[start Raw data]
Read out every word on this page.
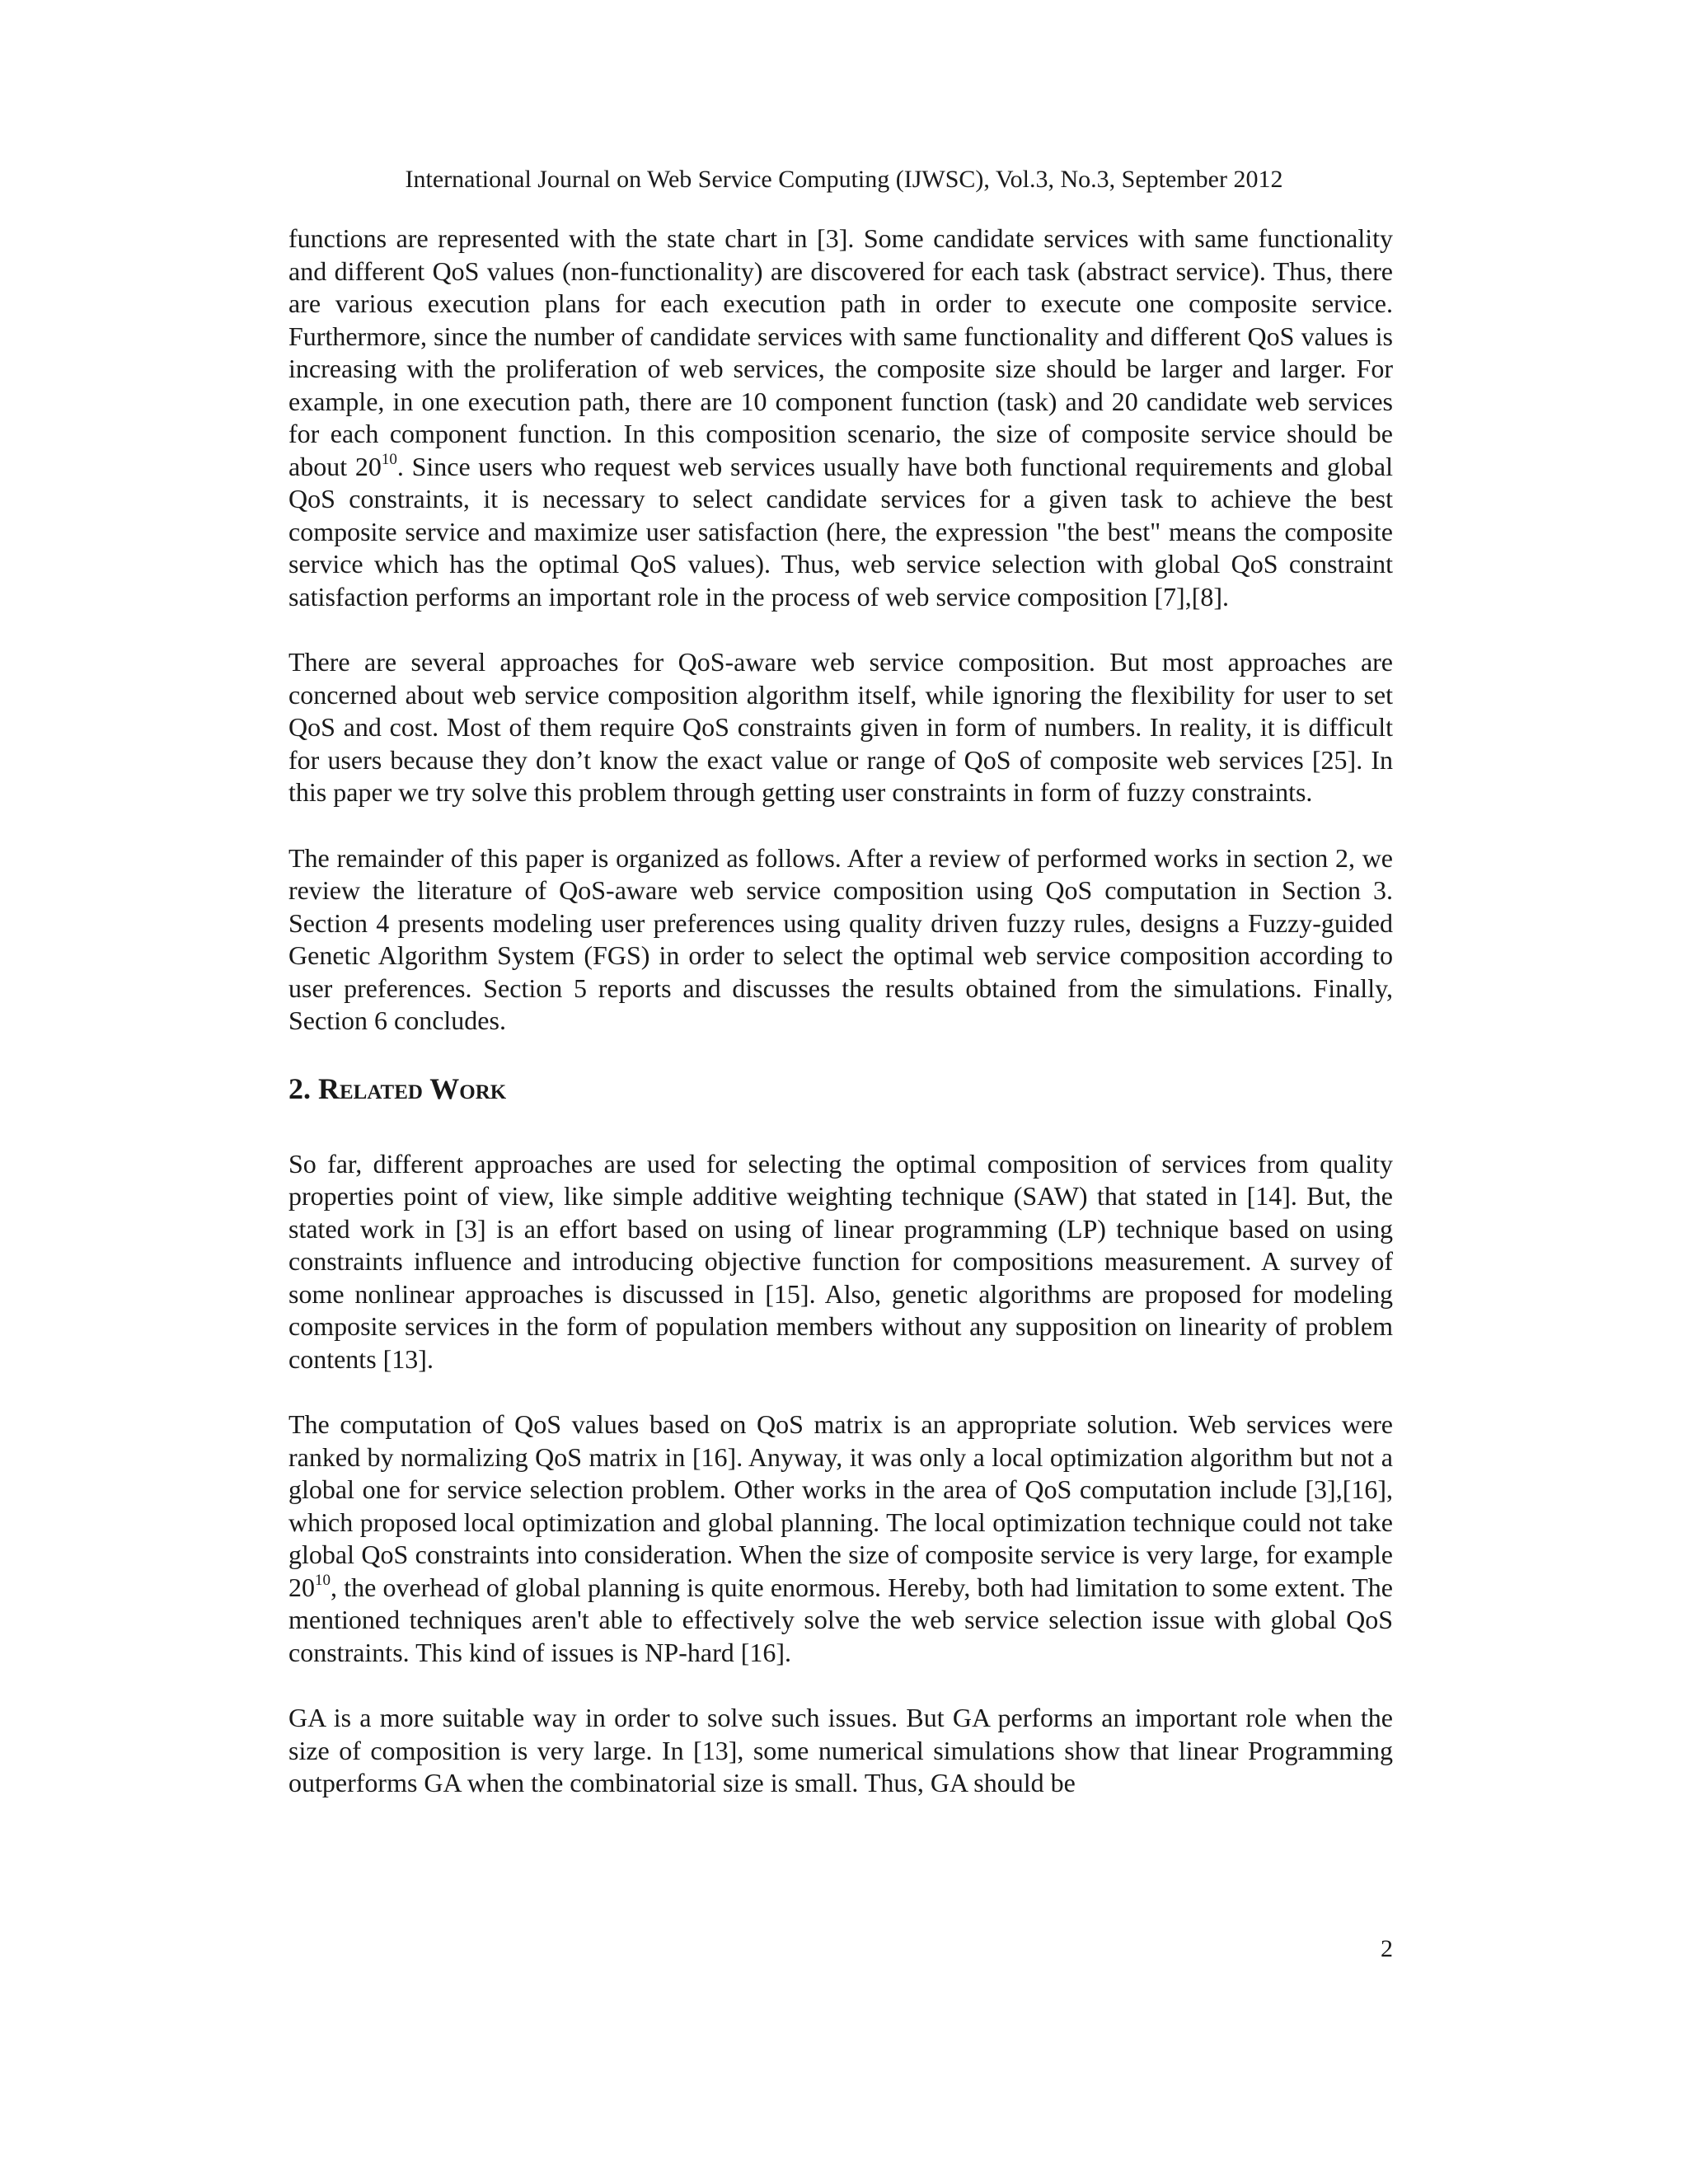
International Journal on Web Service Computing (IJWSC), Vol.3, No.3, September 2012

functions are represented with the state chart in [3]. Some candidate services with same functionality and different QoS values (non-functionality) are discovered for each task (abstract service). Thus, there are various execution plans for each execution path in order to execute one composite service. Furthermore, since the number of candidate services with same functionality and different QoS values is increasing with the proliferation of web services, the composite size should be larger and larger. For example, in one execution path, there are 10 component function (task) and 20 candidate web services for each component function. In this composition scenario, the size of composite service should be about $20^{10}$. Since users who request web services usually have both functional requirements and global QoS constraints, it is necessary to select candidate services for a given task to achieve the best composite service and maximize user satisfaction (here, the expression "the best" means the composite service which has the optimal QoS values). Thus, web service selection with global QoS constraint satisfaction performs an important role in the process of web service composition [7],[8].

There are several approaches for QoS-aware web service composition. But most approaches are concerned about web service composition algorithm itself, while ignoring the flexibility for user to set QoS and cost. Most of them require QoS constraints given in form of numbers. In reality, it is difficult for users because they don’t know the exact value or range of QoS of composite web services [25]. In this paper we try solve this problem through getting user constraints in form of fuzzy constraints.

The remainder of this paper is organized as follows. After a review of performed works in section 2, we review the literature of QoS-aware web service composition using QoS computation in Section 3. Section 4 presents modeling user preferences using quality driven fuzzy rules, designs a Fuzzy-guided Genetic Algorithm System (FGS) in order to select the optimal web service composition according to user preferences. Section 5 reports and discusses the results obtained from the simulations. Finally, Section 6 concludes.

2. Related Work

So far, different approaches are used for selecting the optimal composition of services from quality properties point of view, like simple additive weighting technique (SAW) that stated in [14]. But, the stated work in [3] is an effort based on using of linear programming (LP) technique based on using constraints influence and introducing objective function for compositions measurement. A survey of some nonlinear approaches is discussed in [15]. Also, genetic algorithms are proposed for modeling composite services in the form of population members without any supposition on linearity of problem contents [13].

The computation of QoS values based on QoS matrix is an appropriate solution. Web services were ranked by normalizing QoS matrix in [16]. Anyway, it was only a local optimization algorithm but not a global one for service selection problem. Other works in the area of QoS computation include [3],[16], which proposed local optimization and global planning. The local optimization technique could not take global QoS constraints into consideration. When the size of composite service is very large, for example $20^{10}$, the overhead of global planning is quite enormous. Hereby, both had limitation to some extent. The mentioned techniques aren't able to effectively solve the web service selection issue with global QoS constraints. This kind of issues is NP-hard [16].

GA is a more suitable way in order to solve such issues. But GA performs an important role when the size of composition is very large. In [13], some numerical simulations show that linear Programming outperforms GA when the combinatorial size is small. Thus, GA should be

2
[end Raw data]
Go through the records and show every line with the string "that" in it.

_Reply_
So far, different approaches are used for selecting the optimal composition of services from quality properties point of view, like simple additive weighting technique (SAW) that stated in [14]. But, the stated work in [3] is an effort based on using of linear programming (LP) technique based on using constraints influence and introducing objective function for compositions measurement. A survey of some nonlinear approaches is discussed in [15]. Also, genetic algorithms are proposed for modeling composite services in the form of population members without any supposition on linearity of problem contents [13].
GA is a more suitable way in order to solve such issues. But GA performs an important role when the size of composition is very large. In [13], some numerical simulations show that linear Programming outperforms GA when the combinatorial size is small. Thus, GA should be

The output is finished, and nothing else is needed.